*DATA SUPPLIED*
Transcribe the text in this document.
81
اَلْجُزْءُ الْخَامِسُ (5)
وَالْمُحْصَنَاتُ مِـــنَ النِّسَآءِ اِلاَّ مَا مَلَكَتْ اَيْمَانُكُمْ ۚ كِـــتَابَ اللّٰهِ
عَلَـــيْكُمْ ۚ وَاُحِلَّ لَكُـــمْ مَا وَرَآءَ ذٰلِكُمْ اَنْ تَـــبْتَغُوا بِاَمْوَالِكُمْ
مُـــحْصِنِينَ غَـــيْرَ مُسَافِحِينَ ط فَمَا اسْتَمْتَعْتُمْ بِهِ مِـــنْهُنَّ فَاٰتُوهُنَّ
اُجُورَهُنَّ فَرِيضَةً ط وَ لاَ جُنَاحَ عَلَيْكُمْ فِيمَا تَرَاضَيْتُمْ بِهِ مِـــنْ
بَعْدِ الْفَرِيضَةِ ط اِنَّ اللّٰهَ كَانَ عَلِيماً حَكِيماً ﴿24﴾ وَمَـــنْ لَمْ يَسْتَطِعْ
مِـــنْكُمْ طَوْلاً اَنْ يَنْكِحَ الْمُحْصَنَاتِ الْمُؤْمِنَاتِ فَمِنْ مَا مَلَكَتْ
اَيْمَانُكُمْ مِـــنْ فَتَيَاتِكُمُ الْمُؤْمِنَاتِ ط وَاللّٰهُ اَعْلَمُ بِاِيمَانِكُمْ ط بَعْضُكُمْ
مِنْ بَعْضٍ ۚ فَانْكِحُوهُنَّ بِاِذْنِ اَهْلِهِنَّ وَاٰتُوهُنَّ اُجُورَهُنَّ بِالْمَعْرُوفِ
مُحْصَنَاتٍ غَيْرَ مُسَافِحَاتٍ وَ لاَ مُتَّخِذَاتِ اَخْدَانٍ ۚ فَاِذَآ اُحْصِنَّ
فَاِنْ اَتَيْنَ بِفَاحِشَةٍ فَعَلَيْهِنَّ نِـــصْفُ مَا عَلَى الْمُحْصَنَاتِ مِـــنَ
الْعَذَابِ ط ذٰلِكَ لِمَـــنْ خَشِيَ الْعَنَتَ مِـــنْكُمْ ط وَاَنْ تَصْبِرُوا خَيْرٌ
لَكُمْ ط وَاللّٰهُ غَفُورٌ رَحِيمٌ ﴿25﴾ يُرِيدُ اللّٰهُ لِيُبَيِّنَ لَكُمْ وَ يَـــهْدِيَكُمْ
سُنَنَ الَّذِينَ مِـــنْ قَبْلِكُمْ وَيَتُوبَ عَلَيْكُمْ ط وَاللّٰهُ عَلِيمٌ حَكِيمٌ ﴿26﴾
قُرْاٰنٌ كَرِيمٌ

==

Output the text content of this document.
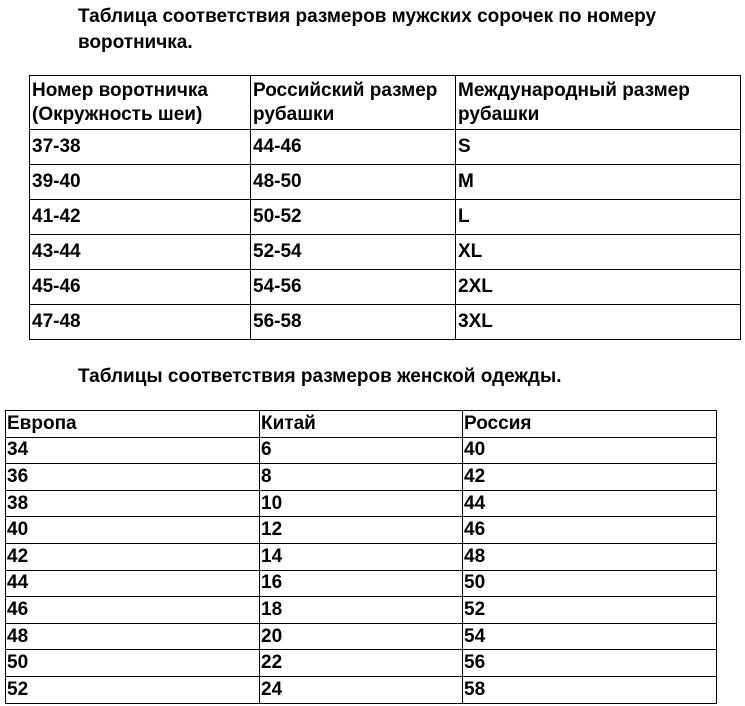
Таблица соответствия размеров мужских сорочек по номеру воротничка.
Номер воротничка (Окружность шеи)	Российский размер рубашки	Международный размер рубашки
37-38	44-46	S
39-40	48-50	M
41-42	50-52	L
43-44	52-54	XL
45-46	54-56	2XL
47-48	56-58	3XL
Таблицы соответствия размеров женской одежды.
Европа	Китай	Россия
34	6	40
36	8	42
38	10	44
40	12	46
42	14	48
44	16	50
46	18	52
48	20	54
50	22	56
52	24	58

*REQUIREMENTS*
Copy out every line of the data that includes "соответствия".

*RESPONSE TO THIS EXERCISE*
Таблица соответствия размеров мужских сорочек по номеру воротничка.
Таблицы соответствия размеров женской одежды.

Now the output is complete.